- Aim -
Set each record down exactly, excluding all images.

- Data records -
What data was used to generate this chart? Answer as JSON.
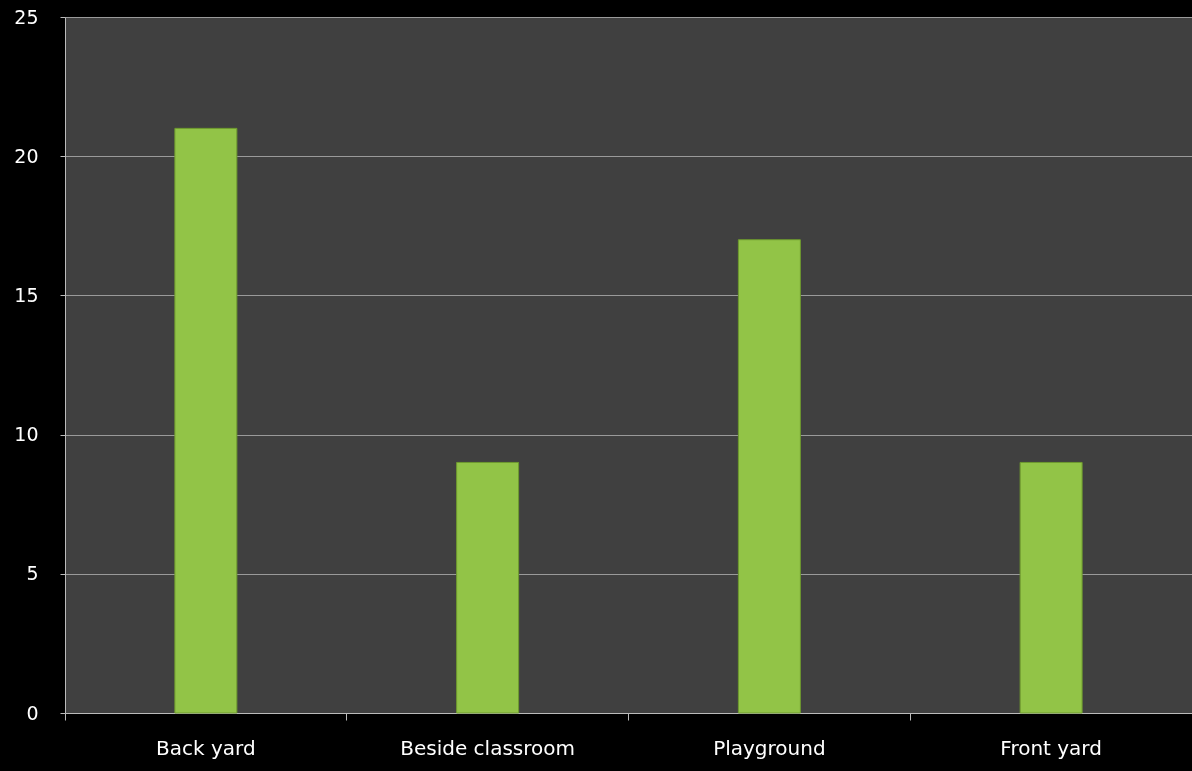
{
  "chart_data": {
    "type": "bar",
    "categories": [
      "Back yard",
      "Beside classroom",
      "Playground",
      "Front yard"
    ],
    "values": [
      21,
      9,
      17,
      9
    ],
    "color": "#92c447",
    "ylim": [
      0,
      25
    ],
    "yticks": [
      0,
      5,
      10,
      15,
      20,
      25
    ],
    "grid": "y"
  }
}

- Problem solution -
What data was used to generate this chart? Answer as JSON.
{
  "chart_data": {
    "type": "bar",
    "categories": [
      "Back yard",
      "Beside classroom",
      "Playground",
      "Front yard"
    ],
    "values": [
      21,
      9,
      17,
      9
    ],
    "color": "#92c447",
    "ylim": [
      0,
      25
    ],
    "yticks": [
      0,
      5,
      10,
      15,
      20,
      25
    ],
    "grid": "y"
  }
}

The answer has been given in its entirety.